Task >> From the entries that follow, gather each line holding the word "this".

## START

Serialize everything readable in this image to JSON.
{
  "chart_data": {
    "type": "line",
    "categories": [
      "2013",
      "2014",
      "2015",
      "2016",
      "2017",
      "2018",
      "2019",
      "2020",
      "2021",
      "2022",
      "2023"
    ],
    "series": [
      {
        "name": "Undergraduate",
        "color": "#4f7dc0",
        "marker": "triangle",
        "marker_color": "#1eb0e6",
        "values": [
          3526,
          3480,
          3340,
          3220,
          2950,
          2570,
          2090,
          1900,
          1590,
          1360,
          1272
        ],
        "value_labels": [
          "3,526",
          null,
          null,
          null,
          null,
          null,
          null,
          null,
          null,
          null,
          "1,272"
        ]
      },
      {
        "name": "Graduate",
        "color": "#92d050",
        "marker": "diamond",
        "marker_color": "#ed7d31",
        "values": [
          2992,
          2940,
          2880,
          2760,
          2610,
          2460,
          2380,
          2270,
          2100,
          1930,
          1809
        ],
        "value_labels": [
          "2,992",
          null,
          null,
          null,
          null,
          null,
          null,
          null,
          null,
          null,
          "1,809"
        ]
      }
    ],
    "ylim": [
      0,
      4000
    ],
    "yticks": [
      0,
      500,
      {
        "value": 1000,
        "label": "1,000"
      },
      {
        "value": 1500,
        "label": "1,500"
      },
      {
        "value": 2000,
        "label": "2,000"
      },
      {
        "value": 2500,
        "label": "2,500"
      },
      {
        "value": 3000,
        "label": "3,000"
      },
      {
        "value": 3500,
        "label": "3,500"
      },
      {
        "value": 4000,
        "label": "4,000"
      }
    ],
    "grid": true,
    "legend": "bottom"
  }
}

## END
## START

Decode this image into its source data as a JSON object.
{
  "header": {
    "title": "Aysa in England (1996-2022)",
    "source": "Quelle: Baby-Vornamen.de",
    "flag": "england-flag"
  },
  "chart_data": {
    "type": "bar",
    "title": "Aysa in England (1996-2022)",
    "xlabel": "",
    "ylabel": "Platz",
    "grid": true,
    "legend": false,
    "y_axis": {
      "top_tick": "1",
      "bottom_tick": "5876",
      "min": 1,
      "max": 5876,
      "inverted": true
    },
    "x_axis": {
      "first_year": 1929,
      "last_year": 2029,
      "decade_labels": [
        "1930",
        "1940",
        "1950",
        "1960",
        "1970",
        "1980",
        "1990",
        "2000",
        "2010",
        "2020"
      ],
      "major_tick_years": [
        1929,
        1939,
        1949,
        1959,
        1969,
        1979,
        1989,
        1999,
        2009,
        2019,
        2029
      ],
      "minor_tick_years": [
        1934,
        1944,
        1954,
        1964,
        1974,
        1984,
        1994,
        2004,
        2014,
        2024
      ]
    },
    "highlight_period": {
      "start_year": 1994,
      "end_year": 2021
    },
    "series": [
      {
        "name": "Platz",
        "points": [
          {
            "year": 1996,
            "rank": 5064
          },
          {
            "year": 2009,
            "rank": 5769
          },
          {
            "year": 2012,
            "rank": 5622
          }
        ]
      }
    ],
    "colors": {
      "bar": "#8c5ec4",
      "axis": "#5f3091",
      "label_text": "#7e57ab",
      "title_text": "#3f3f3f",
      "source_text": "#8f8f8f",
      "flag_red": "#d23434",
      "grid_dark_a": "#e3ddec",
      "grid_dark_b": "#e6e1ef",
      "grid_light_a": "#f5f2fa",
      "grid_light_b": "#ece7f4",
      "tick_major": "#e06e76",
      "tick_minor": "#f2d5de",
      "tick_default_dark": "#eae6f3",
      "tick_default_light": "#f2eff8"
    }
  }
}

## END

Solution to the problem >>
Serialize everything readable in this image to JSON.
Decode this image into its source data as a JSON object.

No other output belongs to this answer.